(Entries from a dataset)
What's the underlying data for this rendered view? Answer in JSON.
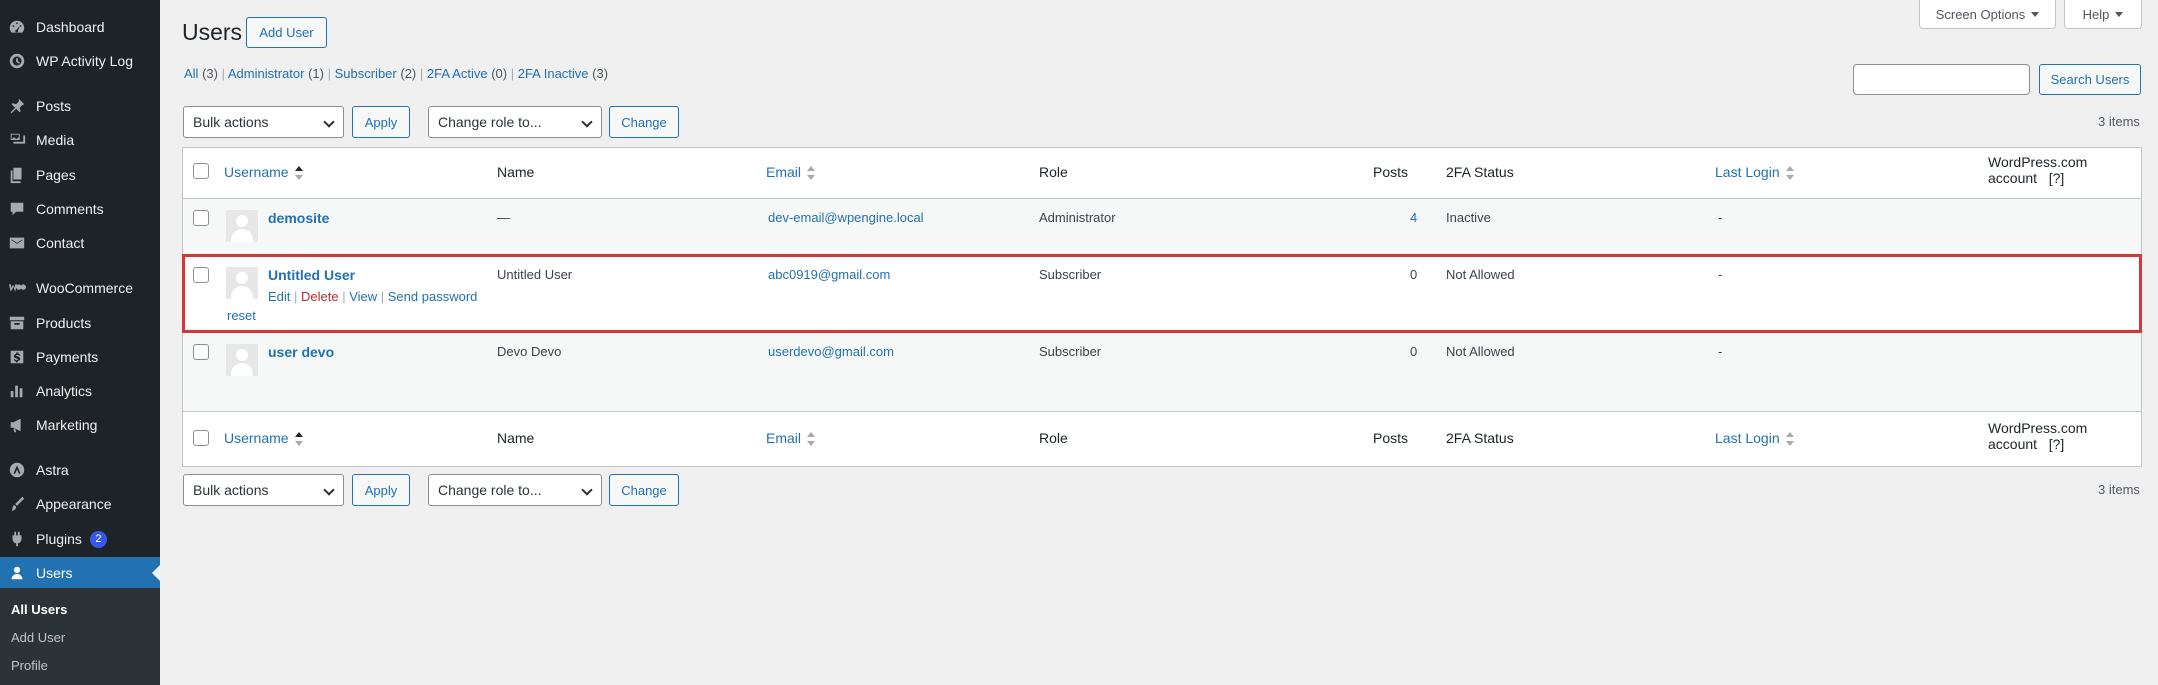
{
  "sidebar": {
    "items": [
      {
        "label": "Dashboard",
        "icon": "dashboard-icon"
      },
      {
        "label": "WP Activity Log",
        "icon": "activity-log-icon"
      },
      {
        "label": "Posts",
        "icon": "pin-icon"
      },
      {
        "label": "Media",
        "icon": "media-icon"
      },
      {
        "label": "Pages",
        "icon": "pages-icon"
      },
      {
        "label": "Comments",
        "icon": "comment-icon"
      },
      {
        "label": "Contact",
        "icon": "mail-icon"
      },
      {
        "label": "WooCommerce",
        "icon": "woocommerce-icon"
      },
      {
        "label": "Products",
        "icon": "archive-icon"
      },
      {
        "label": "Payments",
        "icon": "dollar-icon"
      },
      {
        "label": "Analytics",
        "icon": "bar-chart-icon"
      },
      {
        "label": "Marketing",
        "icon": "megaphone-icon"
      },
      {
        "label": "Astra",
        "icon": "astra-icon"
      },
      {
        "label": "Appearance",
        "icon": "paintbrush-icon"
      },
      {
        "label": "Plugins",
        "icon": "plugin-icon",
        "badge": "2"
      },
      {
        "label": "Users",
        "icon": "user-icon",
        "current": true
      }
    ],
    "submenu": [
      "All Users",
      "Add User",
      "Profile"
    ]
  },
  "header": {
    "title": "Users",
    "add_button": "Add User",
    "screen_options": "Screen Options",
    "help": "Help"
  },
  "filters": [
    {
      "label": "All",
      "count": "(3)"
    },
    {
      "label": "Administrator",
      "count": "(1)"
    },
    {
      "label": "Subscriber",
      "count": "(2)"
    },
    {
      "label": "2FA Active",
      "count": "(0)"
    },
    {
      "label": "2FA Inactive",
      "count": "(3)"
    }
  ],
  "search": {
    "value": "",
    "button": "Search Users"
  },
  "tablenav": {
    "bulk_actions": "Bulk actions",
    "apply": "Apply",
    "change_role": "Change role to...",
    "change": "Change",
    "items_count": "3 items"
  },
  "columns": {
    "username": "Username",
    "name": "Name",
    "email": "Email",
    "role": "Role",
    "posts": "Posts",
    "twofa": "2FA Status",
    "last_login": "Last Login",
    "wpcom_line1": "WordPress.com",
    "wpcom_line2": "account",
    "wpcom_help": "[?]"
  },
  "rows": [
    {
      "username": "demosite",
      "name": "—",
      "email": "dev-email@wpengine.local",
      "role": "Administrator",
      "posts": "4",
      "twofa": "Inactive",
      "last_login": "-"
    },
    {
      "username": "Untitled User",
      "name": "Untitled User",
      "email": "abc0919@gmail.com",
      "role": "Subscriber",
      "posts": "0",
      "twofa": "Not Allowed",
      "last_login": "-",
      "actions": {
        "edit": "Edit",
        "delete": "Delete",
        "view": "View",
        "send_reset_1": "Send password",
        "send_reset_2": "reset"
      }
    },
    {
      "username": "user devo",
      "name": "Devo Devo",
      "email": "userdevo@gmail.com",
      "role": "Subscriber",
      "posts": "0",
      "twofa": "Not Allowed",
      "last_login": "-"
    }
  ],
  "colors": {
    "accent": "#2271b1",
    "highlight": "#d63638",
    "sidebar": "#1d2327",
    "current": "#2271b1"
  }
}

### EXERCISE GOAL
Copy each line containing the word "gmail" from the data.

### WORKED SOLUTION
      "email": "abc0919@gmail.com",
      "email": "userdevo@gmail.com",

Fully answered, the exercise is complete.